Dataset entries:
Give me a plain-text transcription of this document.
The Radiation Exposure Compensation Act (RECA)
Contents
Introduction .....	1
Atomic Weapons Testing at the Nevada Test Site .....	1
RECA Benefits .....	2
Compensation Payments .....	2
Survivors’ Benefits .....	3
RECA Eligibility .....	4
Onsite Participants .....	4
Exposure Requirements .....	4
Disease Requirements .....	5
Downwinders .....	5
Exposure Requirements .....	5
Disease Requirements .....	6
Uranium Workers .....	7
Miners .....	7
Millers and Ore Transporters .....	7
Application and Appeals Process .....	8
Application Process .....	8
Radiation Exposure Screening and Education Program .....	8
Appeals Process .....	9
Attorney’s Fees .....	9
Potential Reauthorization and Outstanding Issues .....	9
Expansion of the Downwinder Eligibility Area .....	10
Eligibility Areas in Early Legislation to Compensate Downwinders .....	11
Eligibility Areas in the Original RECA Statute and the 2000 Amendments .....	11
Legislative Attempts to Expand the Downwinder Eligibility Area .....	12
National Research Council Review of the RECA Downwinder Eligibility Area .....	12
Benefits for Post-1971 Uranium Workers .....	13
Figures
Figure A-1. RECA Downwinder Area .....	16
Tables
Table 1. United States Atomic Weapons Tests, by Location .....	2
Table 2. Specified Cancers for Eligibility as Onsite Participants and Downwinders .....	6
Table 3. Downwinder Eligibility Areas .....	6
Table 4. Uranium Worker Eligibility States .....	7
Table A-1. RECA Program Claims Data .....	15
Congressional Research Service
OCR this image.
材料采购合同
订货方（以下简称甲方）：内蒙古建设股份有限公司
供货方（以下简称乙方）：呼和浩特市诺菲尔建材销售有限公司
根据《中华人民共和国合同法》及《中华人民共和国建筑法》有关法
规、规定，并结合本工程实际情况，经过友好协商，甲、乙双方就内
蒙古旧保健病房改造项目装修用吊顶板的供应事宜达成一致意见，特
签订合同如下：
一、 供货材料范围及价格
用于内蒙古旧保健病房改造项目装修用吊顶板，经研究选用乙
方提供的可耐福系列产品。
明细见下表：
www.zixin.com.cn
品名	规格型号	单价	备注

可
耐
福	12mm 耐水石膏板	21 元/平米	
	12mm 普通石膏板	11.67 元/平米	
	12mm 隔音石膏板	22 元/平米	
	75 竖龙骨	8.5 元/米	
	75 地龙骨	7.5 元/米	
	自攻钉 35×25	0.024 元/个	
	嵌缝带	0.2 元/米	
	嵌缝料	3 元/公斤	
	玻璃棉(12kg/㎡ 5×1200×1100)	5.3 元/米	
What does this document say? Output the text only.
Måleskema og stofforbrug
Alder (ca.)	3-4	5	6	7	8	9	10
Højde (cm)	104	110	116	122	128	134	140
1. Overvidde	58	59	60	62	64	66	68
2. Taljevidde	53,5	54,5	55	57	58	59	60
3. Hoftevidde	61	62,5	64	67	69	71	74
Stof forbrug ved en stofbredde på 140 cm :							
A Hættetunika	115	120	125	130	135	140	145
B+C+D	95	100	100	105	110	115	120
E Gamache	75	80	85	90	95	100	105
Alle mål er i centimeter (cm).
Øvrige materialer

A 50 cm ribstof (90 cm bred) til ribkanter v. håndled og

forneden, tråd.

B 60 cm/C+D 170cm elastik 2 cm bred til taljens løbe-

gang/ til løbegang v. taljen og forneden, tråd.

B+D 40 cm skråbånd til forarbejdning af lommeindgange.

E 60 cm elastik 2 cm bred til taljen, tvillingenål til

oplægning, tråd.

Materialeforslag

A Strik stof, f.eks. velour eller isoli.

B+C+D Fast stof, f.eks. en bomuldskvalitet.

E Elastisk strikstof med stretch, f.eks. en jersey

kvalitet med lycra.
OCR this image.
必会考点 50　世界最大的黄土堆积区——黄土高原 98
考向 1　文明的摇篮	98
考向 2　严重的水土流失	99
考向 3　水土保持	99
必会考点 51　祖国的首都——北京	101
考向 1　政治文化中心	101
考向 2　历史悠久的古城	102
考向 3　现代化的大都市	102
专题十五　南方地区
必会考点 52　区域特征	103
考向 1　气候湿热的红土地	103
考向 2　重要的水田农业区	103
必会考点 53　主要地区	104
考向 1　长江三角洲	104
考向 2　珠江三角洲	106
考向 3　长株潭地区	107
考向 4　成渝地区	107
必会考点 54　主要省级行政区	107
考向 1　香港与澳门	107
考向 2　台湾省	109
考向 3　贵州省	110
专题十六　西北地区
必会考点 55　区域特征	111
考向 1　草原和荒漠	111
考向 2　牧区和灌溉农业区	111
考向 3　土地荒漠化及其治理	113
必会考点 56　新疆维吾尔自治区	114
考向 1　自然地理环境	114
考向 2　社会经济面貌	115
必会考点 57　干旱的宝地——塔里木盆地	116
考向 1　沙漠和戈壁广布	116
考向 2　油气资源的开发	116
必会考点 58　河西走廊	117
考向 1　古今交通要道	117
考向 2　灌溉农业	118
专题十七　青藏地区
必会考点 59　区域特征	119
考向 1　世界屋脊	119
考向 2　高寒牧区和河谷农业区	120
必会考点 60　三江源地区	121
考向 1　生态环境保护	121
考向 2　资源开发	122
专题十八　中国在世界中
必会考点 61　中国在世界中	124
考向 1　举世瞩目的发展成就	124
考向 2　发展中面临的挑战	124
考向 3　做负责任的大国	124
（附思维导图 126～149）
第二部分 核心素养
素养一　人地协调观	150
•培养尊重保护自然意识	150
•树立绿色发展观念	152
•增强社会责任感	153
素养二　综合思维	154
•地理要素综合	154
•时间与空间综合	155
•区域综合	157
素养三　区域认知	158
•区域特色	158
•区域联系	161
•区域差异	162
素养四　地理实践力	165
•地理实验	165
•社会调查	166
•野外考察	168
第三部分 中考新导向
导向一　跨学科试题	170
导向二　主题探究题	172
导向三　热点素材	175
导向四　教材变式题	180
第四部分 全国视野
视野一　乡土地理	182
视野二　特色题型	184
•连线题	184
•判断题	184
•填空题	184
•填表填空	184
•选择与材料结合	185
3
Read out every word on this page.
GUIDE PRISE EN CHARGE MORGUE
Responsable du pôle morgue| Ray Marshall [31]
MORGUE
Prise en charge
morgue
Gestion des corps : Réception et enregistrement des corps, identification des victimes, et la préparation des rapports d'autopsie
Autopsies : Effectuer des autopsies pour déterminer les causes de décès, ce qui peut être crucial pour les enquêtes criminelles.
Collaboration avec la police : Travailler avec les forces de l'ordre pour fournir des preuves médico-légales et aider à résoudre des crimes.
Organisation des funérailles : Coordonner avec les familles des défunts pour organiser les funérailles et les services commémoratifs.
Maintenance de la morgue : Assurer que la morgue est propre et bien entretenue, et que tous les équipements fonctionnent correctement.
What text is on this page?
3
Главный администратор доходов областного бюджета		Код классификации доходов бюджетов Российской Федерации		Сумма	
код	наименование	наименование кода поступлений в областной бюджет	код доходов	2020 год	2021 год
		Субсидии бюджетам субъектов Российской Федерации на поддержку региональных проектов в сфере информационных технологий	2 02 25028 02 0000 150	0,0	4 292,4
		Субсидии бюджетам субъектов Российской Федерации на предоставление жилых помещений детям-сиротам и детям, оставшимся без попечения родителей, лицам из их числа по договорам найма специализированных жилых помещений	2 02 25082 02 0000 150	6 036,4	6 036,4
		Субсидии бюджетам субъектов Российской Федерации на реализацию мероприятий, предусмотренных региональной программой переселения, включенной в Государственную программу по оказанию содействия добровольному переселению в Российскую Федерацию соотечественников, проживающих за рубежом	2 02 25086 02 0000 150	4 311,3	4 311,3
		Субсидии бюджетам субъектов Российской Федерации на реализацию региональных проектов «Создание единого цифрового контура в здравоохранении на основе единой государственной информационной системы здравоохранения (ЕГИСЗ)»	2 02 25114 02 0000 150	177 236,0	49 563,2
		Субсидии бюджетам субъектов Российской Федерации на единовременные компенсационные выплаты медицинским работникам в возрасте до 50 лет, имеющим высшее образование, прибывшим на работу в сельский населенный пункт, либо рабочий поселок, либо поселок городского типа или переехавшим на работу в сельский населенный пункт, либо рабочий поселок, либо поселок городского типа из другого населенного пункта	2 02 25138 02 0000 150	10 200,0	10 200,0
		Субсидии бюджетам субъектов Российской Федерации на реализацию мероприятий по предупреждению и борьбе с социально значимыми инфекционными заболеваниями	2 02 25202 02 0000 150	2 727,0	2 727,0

Exercise task: From the entries above, select each line containing the string "this".

Worked solution:
Give me a plain-text transcription of this document.
OCR this image.
What does this document say? Output the text only.
OCR this image.
Read out every word on this page.
What text is on this page?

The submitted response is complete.